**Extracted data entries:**
........
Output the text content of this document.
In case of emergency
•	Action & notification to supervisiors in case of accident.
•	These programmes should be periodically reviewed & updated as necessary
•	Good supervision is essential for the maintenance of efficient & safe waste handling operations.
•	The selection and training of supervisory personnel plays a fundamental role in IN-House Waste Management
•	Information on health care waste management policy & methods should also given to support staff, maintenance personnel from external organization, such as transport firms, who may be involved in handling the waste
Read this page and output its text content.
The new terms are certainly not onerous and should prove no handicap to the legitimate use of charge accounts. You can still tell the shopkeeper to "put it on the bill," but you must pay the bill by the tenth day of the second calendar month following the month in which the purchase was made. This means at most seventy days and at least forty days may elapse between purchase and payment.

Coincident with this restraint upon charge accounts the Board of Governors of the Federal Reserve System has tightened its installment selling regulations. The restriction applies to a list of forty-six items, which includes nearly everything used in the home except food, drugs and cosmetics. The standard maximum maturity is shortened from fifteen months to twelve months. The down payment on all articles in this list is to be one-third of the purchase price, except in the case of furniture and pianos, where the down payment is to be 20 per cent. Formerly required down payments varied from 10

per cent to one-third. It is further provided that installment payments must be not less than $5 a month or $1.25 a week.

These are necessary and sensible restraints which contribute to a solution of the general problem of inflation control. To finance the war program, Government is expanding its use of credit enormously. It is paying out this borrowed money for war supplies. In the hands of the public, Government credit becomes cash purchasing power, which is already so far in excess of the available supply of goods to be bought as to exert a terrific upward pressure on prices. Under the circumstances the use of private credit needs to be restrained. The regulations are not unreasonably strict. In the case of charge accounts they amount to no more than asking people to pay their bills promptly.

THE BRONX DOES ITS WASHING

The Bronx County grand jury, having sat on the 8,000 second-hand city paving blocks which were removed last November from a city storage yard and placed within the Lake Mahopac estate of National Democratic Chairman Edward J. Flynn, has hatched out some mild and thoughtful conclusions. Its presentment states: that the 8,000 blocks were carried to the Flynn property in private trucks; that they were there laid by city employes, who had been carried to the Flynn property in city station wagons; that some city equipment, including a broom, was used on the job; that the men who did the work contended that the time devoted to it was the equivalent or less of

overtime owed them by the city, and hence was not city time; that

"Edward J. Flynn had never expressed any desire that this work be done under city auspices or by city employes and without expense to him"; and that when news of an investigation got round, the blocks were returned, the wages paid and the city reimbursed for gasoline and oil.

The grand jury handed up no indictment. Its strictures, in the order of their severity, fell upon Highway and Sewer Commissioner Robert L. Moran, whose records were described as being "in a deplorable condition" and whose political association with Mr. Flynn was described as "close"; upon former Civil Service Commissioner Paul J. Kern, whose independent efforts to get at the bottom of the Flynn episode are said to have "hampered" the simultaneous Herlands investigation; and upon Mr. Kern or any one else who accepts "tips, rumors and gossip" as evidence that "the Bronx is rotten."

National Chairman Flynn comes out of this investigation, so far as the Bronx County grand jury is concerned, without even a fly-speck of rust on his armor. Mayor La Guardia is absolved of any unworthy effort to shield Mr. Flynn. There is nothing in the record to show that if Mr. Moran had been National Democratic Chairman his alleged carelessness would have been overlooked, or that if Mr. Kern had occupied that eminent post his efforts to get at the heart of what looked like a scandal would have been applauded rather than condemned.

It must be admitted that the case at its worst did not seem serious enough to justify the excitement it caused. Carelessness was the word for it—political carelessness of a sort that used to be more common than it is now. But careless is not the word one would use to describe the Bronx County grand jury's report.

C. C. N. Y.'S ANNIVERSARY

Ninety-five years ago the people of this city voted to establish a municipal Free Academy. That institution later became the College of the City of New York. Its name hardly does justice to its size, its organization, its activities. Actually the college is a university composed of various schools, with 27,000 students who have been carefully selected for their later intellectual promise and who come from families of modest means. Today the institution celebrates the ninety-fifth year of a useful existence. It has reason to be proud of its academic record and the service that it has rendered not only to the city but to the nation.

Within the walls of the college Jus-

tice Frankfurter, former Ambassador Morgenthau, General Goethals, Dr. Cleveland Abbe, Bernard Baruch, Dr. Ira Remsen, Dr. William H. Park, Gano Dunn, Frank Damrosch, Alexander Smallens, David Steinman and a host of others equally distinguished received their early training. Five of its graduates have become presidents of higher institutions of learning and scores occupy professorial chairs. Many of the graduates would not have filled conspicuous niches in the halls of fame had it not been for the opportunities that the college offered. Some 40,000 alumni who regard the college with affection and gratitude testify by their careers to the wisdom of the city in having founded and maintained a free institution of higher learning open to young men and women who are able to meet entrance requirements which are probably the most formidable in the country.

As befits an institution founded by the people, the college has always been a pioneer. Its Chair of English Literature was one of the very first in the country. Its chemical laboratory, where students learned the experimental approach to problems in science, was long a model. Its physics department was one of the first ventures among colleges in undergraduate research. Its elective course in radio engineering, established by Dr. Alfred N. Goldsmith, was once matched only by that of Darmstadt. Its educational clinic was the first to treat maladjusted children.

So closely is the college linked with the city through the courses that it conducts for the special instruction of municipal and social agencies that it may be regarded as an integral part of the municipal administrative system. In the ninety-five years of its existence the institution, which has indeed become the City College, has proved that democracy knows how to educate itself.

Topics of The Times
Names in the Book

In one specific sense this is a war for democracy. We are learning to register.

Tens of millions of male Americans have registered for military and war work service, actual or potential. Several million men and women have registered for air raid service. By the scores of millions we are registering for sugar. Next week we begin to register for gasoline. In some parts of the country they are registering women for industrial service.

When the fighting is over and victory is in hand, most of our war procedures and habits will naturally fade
........
**GOAL:**
Search the data for "maintenance". Copy every line that has it.

**TASK RESPONSE:**
•	Good supervision is essential for the maintenance of efficient & safe waste handling operations.
•	Information on health care waste management policy & methods should also given to support staff, maintenance personnel from external organization, such as transport firms, who may be involved in handling the waste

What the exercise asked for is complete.